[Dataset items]
· · · · ·

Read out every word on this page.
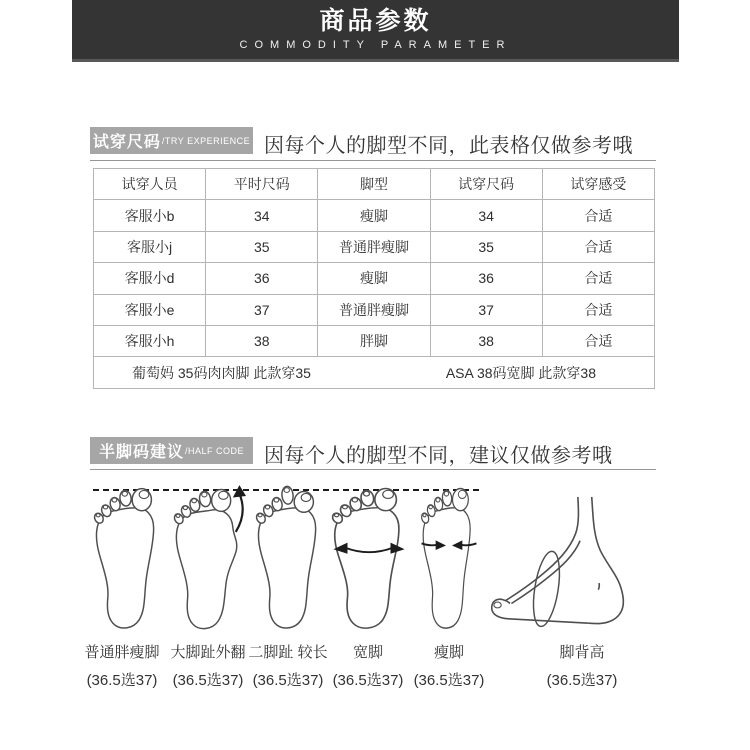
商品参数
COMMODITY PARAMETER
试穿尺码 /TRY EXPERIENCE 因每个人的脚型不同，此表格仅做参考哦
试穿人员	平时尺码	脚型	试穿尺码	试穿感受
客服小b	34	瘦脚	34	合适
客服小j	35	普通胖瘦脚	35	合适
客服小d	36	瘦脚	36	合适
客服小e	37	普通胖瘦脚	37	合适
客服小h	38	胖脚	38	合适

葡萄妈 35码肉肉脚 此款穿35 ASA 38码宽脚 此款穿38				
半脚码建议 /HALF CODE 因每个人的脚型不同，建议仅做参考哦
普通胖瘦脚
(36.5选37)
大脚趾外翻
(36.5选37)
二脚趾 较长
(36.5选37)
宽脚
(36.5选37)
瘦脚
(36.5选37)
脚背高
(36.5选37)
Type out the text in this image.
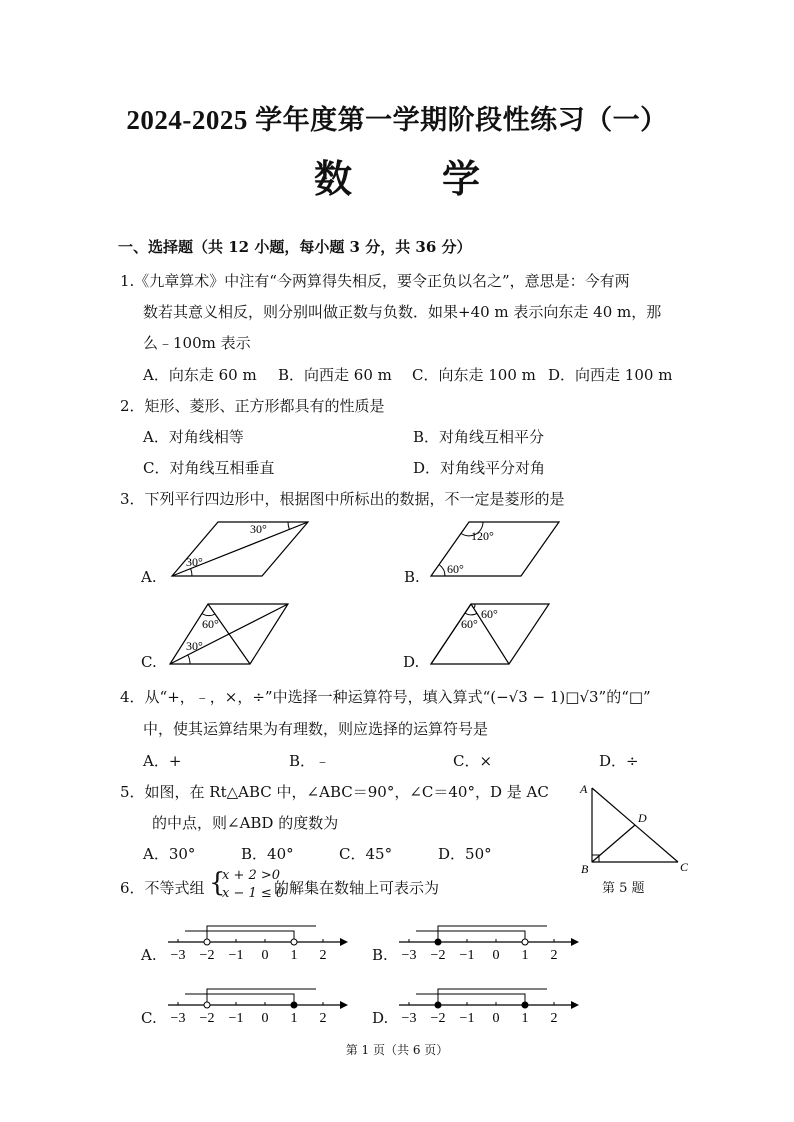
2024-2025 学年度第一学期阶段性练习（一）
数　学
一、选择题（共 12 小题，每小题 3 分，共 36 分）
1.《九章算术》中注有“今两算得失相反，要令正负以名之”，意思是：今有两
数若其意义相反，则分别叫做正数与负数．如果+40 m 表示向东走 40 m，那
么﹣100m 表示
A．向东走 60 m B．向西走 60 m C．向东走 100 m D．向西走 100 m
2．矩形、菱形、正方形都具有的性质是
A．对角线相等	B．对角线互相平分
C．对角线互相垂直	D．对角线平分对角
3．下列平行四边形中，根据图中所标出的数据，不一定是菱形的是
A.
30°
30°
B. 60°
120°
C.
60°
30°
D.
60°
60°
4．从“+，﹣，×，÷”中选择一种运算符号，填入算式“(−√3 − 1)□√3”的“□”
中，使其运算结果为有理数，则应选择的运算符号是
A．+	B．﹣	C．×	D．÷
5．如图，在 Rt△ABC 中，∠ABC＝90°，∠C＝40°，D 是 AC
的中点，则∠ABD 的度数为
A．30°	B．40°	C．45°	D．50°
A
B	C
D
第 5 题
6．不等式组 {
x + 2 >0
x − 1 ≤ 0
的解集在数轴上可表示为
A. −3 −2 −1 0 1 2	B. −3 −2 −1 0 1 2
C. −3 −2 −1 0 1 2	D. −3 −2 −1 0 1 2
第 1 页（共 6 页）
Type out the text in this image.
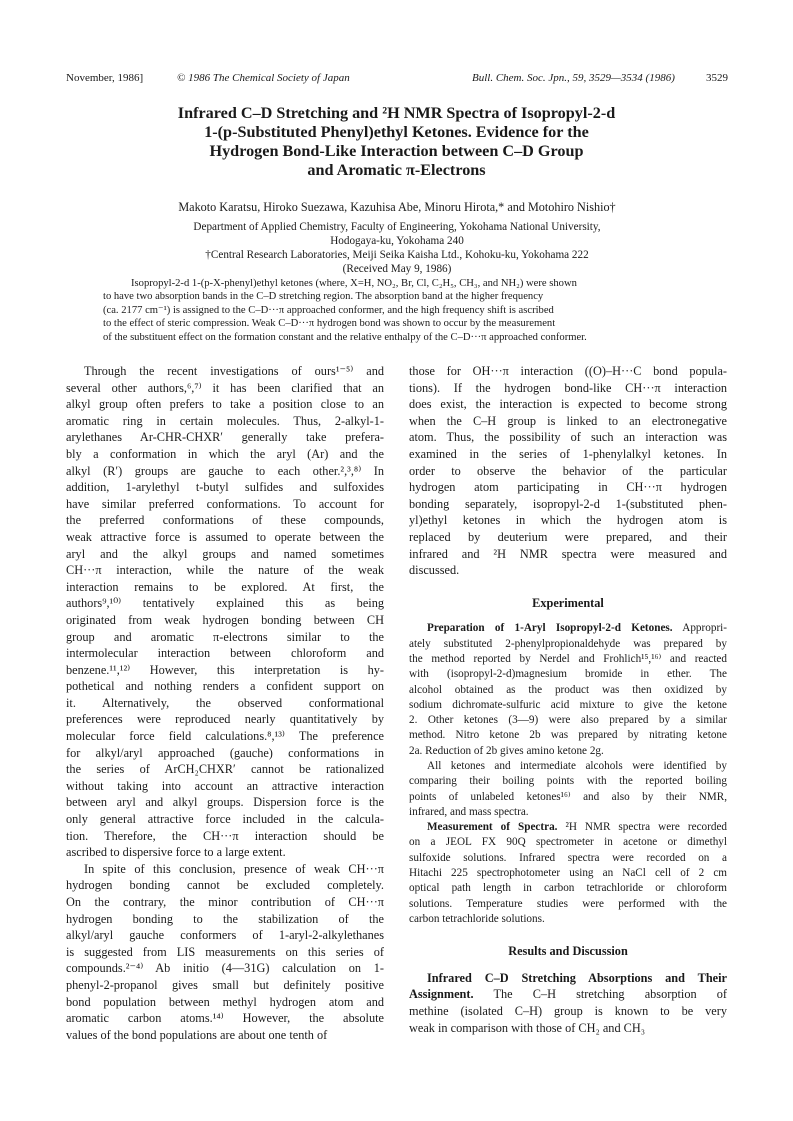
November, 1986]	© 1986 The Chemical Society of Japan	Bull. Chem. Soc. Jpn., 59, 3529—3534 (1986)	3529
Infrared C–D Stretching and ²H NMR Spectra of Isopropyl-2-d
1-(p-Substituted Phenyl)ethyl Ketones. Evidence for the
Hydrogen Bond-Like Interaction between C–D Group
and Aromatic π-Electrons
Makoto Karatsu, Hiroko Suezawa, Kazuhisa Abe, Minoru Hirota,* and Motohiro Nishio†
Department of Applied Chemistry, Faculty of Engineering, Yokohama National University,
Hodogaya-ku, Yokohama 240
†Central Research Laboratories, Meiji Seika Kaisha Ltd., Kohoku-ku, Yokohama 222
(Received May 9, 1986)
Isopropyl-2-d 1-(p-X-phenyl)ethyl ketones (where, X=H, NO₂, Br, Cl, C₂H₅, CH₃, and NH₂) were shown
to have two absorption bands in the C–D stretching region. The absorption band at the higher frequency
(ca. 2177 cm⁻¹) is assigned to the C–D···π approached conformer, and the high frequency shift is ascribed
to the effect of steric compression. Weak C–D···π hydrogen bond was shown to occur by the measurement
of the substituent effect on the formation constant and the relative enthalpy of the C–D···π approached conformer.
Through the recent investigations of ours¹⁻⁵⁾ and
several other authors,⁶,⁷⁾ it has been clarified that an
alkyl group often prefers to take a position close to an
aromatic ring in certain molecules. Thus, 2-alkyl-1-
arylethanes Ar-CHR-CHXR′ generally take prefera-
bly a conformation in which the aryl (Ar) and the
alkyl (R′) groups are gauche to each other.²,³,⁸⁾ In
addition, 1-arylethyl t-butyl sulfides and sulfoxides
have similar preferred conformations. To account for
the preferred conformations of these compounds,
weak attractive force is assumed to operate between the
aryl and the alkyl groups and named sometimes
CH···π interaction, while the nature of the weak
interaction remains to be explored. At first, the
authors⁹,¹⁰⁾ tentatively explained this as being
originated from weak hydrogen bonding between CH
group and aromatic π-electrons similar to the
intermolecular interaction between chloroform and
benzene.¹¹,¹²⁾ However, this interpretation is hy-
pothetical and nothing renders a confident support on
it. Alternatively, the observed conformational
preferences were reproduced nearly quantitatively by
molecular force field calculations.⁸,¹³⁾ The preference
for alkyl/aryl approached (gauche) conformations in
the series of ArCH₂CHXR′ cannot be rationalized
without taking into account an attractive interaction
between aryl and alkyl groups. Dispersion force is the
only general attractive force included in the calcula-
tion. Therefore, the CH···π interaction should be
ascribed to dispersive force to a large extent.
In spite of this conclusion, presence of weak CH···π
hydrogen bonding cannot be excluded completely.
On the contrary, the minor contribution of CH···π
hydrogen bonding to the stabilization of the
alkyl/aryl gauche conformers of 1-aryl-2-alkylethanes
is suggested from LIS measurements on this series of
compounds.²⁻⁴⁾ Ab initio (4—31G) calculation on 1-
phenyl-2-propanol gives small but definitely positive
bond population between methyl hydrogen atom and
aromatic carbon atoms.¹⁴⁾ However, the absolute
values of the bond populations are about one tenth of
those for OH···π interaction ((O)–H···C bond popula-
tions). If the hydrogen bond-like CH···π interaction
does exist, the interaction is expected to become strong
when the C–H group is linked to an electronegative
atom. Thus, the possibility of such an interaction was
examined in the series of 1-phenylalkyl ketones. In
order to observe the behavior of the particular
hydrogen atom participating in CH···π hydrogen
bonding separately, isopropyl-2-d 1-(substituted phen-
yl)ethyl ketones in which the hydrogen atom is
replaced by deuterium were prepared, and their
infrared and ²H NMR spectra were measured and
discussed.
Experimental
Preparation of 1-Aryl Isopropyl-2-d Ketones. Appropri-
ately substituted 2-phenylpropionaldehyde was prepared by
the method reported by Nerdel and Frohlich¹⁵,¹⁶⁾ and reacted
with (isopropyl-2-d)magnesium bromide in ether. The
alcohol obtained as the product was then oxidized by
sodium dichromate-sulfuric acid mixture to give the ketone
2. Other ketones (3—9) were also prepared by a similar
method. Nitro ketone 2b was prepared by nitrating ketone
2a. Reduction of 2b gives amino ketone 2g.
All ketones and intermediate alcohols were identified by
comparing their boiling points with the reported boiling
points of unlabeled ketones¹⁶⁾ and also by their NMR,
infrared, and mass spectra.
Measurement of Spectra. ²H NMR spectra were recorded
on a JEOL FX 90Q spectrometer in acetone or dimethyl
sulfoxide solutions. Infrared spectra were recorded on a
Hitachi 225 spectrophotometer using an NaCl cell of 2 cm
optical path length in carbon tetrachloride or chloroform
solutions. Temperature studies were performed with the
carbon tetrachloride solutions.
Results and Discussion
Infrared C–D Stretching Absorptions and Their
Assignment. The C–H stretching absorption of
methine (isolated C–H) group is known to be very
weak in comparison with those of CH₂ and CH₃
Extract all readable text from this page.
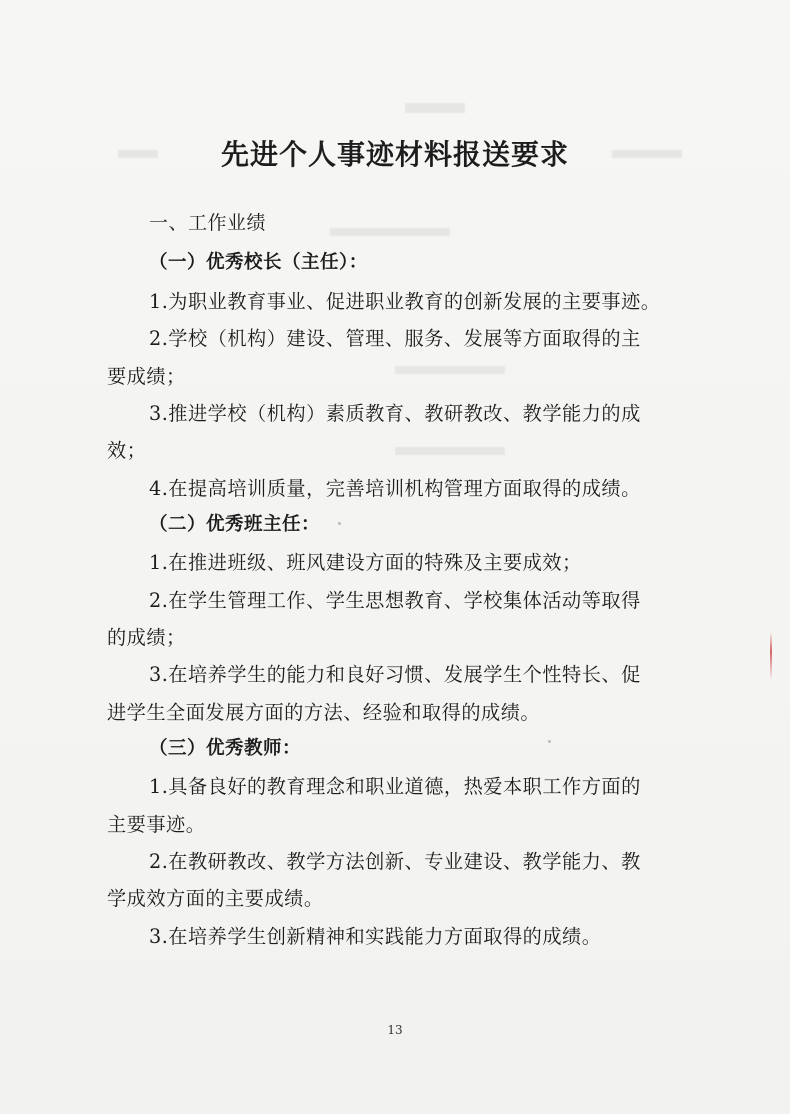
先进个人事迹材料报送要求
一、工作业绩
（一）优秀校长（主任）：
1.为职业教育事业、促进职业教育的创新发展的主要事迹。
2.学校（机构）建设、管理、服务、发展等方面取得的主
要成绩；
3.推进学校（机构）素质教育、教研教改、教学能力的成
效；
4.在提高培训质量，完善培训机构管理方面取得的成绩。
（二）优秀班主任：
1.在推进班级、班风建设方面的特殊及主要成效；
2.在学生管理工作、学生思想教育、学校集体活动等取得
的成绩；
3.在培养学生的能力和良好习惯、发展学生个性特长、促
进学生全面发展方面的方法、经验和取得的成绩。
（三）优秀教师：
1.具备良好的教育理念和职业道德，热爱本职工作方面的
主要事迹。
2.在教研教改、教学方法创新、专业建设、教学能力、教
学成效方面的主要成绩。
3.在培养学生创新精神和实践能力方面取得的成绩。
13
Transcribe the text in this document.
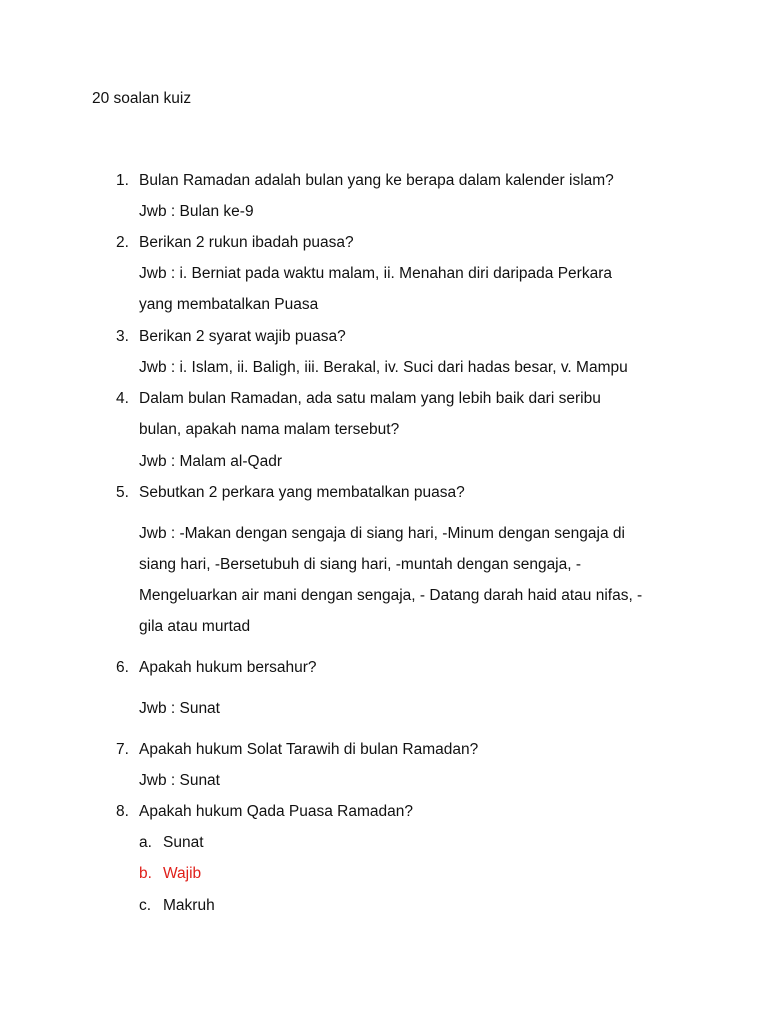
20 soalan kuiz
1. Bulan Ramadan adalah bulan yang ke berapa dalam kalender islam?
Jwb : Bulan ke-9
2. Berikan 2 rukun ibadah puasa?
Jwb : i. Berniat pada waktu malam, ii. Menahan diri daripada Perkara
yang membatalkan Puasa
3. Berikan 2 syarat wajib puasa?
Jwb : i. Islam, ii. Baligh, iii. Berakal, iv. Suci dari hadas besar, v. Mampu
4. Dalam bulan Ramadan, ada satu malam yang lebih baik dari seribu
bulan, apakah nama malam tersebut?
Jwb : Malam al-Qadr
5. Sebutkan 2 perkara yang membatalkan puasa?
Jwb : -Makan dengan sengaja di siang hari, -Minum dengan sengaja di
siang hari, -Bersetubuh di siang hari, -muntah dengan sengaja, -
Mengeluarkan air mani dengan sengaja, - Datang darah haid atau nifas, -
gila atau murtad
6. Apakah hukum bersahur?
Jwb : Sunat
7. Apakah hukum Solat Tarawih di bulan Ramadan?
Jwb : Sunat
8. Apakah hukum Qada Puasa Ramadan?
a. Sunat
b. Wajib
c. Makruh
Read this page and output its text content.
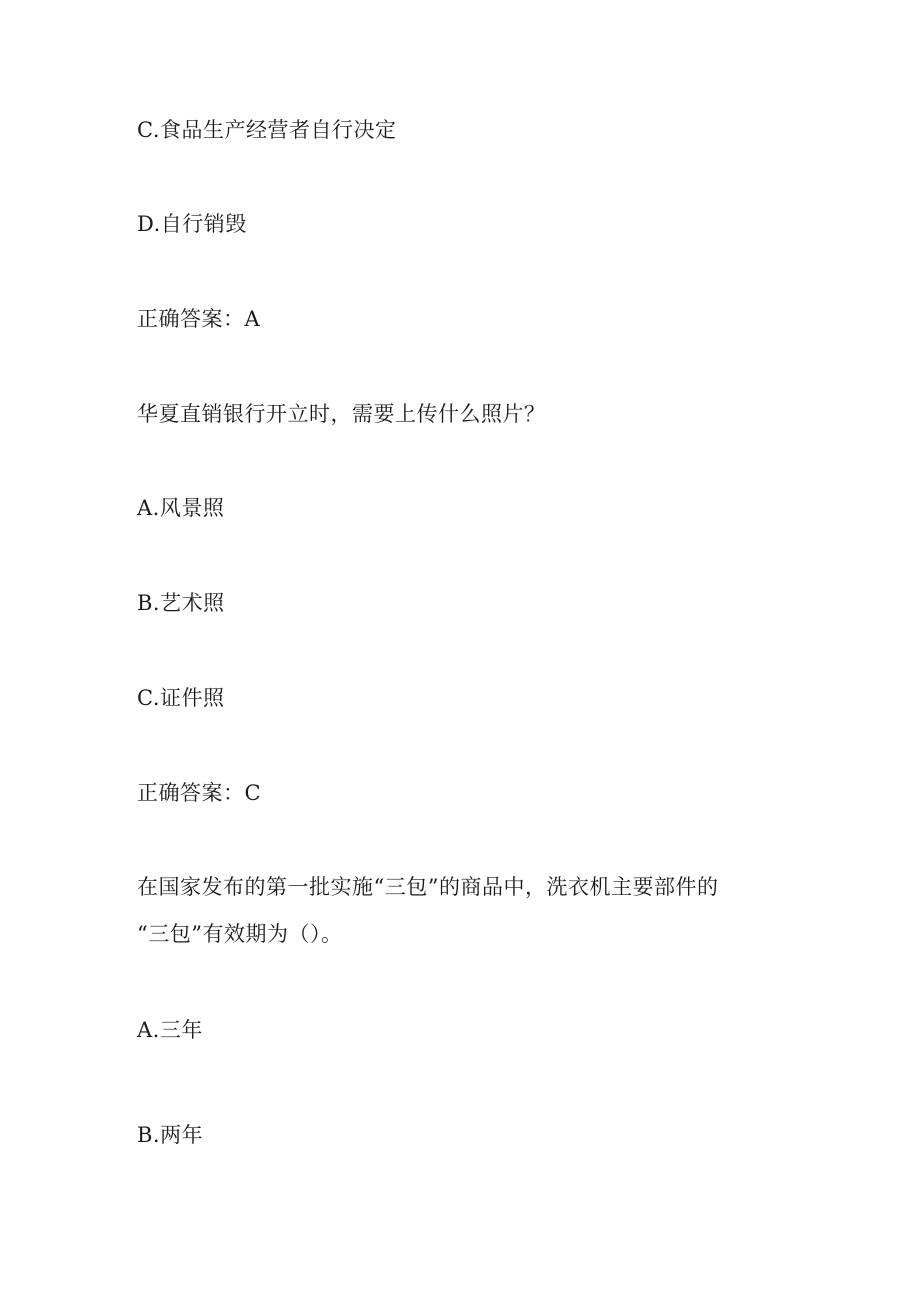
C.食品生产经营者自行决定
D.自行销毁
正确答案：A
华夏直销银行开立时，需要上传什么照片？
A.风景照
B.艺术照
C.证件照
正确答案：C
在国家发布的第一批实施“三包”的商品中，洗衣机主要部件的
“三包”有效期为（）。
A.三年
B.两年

· · · · ·

TASK PROMPT →
Locate the string "similar" in the listing above and copy every line where it occurs.

RESPONSE TO THIS TASK →
have similar preferred conformations. To account for
group and aromatic π-electrons similar to the
2. Other ketones (3—9) were also prepared by a similar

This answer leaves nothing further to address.